**** RECORD LIST

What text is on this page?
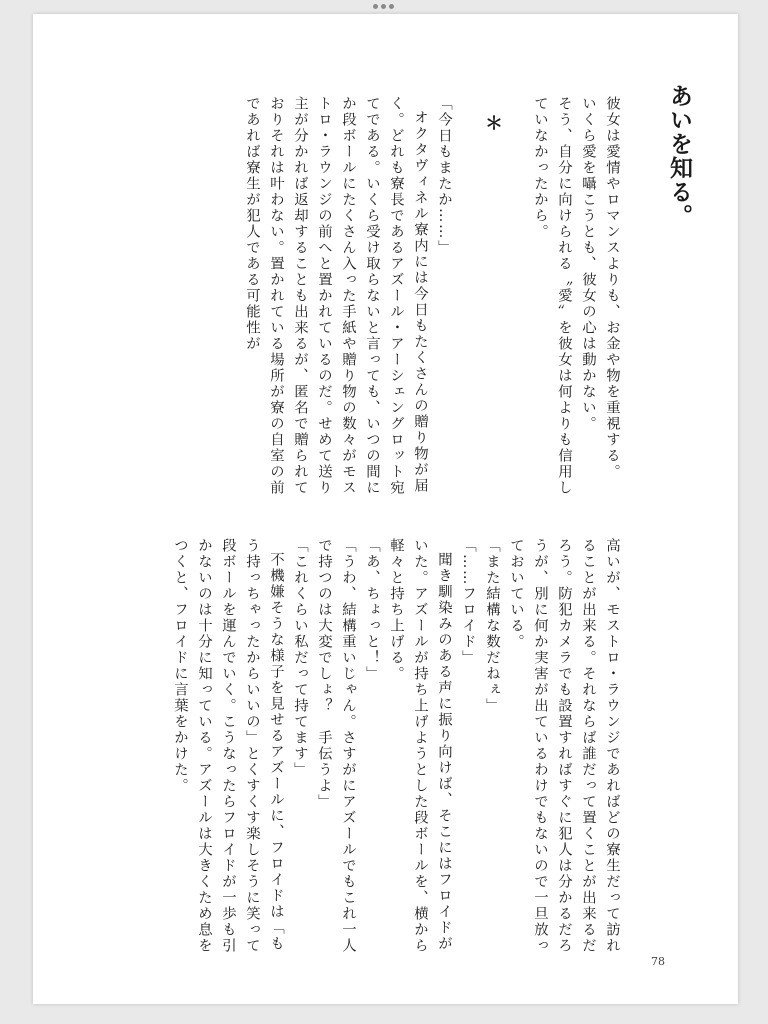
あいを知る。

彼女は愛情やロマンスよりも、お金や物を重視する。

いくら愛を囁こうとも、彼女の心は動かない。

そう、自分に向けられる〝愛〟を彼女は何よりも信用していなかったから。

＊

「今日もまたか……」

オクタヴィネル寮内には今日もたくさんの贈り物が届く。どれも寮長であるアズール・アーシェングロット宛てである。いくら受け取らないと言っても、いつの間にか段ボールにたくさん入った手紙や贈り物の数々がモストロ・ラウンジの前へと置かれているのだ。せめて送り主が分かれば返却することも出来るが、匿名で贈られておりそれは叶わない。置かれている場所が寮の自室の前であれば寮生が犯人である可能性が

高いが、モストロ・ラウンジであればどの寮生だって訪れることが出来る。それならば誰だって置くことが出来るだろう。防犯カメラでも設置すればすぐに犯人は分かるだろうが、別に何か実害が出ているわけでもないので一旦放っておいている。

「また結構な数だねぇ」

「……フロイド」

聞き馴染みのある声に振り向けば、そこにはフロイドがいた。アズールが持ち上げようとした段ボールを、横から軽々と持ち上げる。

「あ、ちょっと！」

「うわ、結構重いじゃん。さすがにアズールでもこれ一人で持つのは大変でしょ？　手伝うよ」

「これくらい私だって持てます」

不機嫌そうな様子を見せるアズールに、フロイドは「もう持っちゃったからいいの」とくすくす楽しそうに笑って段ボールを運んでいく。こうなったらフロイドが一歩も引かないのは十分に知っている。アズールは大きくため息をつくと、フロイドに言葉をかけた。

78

********

TASK STATEMENT
Transcribe the listing above verbatim. Omit the pictures.

RESPONSE
What text is on this page?
あいを知る。

彼女は愛情やロマンスよりも、お金や物を重視する。

いくら愛を囁こうとも、彼女の心は動かない。

そう、自分に向けられる〝愛〟を彼女は何よりも信用していなかったから。

＊

「今日もまたか……」

オクタヴィネル寮内には今日もたくさんの贈り物が届く。どれも寮長であるアズール・アーシェングロット宛てである。いくら受け取らないと言っても、いつの間にか段ボールにたくさん入った手紙や贈り物の数々がモストロ・ラウンジの前へと置かれているのだ。せめて送り主が分かれば返却することも出来るが、匿名で贈られておりそれは叶わない。置かれている場所が寮の自室の前であれば寮生が犯人である可能性が

高いが、モストロ・ラウンジであればどの寮生だって訪れることが出来る。それならば誰だって置くことが出来るだろう。防犯カメラでも設置すればすぐに犯人は分かるだろうが、別に何か実害が出ているわけでもないので一旦放っておいている。

「また結構な数だねぇ」

「……フロイド」

聞き馴染みのある声に振り向けば、そこにはフロイドがいた。アズールが持ち上げようとした段ボールを、横から軽々と持ち上げる。

「あ、ちょっと！」

「うわ、結構重いじゃん。さすがにアズールでもこれ一人で持つのは大変でしょ？　手伝うよ」

「これくらい私だって持てます」

不機嫌そうな様子を見せるアズールに、フロイドは「もう持っちゃったからいいの」とくすくす楽しそうに笑って段ボールを運んでいく。こうなったらフロイドが一歩も引かないのは十分に知っている。アズールは大きくため息をつくと、フロイドに言葉をかけた。

78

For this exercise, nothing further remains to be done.